__Stated task__
Copy the material from the line that has "search-icon[interactable] xyxy=(36,82,62,108)" through the line that has "app-bar: 常用词根 xyxy=(0,0,360,54)", swapping "word-detail" for "word-panel" and leaving everything else unchanged.

__Given information__
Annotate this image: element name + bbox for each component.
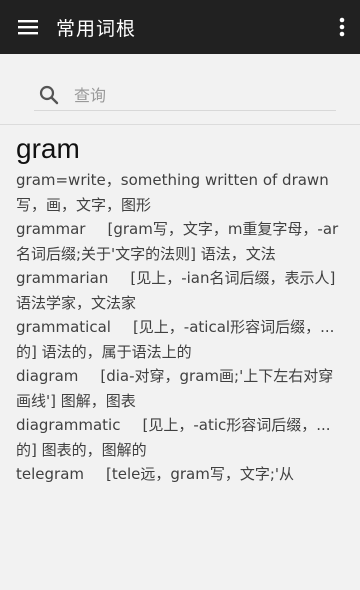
search-icon[interactable] xyxy=(36,82,62,108)
entry-diagram: diagram [dia-对穿，gram画;'上下左右对穿画线'] 图解，图表 xyxy=(16,364,344,413)
word-detail: gram gram=write，something written of dra… xyxy=(16,130,344,590)
app-bar: 常用词根 xyxy=(0,0,360,54)
app-screen: 常用词根 gram gram=write，something written o… xyxy=(0,0,360,590)
entry-grammarian: grammarian [见上，-ian名词后缀，表示人] 语法学家，文法家 xyxy=(16,266,344,315)
hamburger-menu-icon[interactable] xyxy=(18,19,38,35)
entry-diagrammatic: diagrammatic [见上，-atic形容词后缀，...的] 图表的，图解的 xyxy=(16,413,344,462)
headword: gram xyxy=(16,133,80,164)
root-definition: gram=write，something written of drawn 写，… xyxy=(16,171,329,214)
search-bar[interactable] xyxy=(34,80,336,111)
entry-word: telegram xyxy=(16,465,84,483)
entry-grammatical: grammatical [见上，-atical形容词后缀，...的] 语法的，属于… xyxy=(16,315,344,364)
menu-button[interactable] xyxy=(0,0,56,54)
search-input[interactable] xyxy=(74,85,314,105)
entry-word: diagrammatic xyxy=(16,416,121,434)
overflow-menu-button[interactable] xyxy=(324,0,360,54)
entry-grammar: grammar [gram写，文字，m重复字母，-ar名词后缀;关于'文字的法则]… xyxy=(16,217,344,266)
entry-word: grammar xyxy=(16,220,86,238)
app-title: 常用词根 xyxy=(56,17,137,40)
more-vertical-icon[interactable] xyxy=(339,17,345,37)
divider xyxy=(0,124,360,125)
entry-word: grammatical xyxy=(16,318,111,336)
entry-word: diagram xyxy=(16,367,79,385)
entry-meaning: [tele远，gram写，文字;'从 xyxy=(106,465,295,483)
entry-word: grammarian xyxy=(16,269,109,287)
entry-telegram: telegram [tele远，gram写，文字;'从 xyxy=(16,462,344,487)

__Correct output__
search-icon[interactable] xyxy=(36,82,62,108)
entry-diagram: diagram [dia-对穿，gram画;'上下左右对穿画线'] 图解，图表 xyxy=(16,364,344,413)
word-panel: gram gram=write，something written of dra… xyxy=(16,130,344,590)
app-bar: 常用词根 xyxy=(0,0,360,54)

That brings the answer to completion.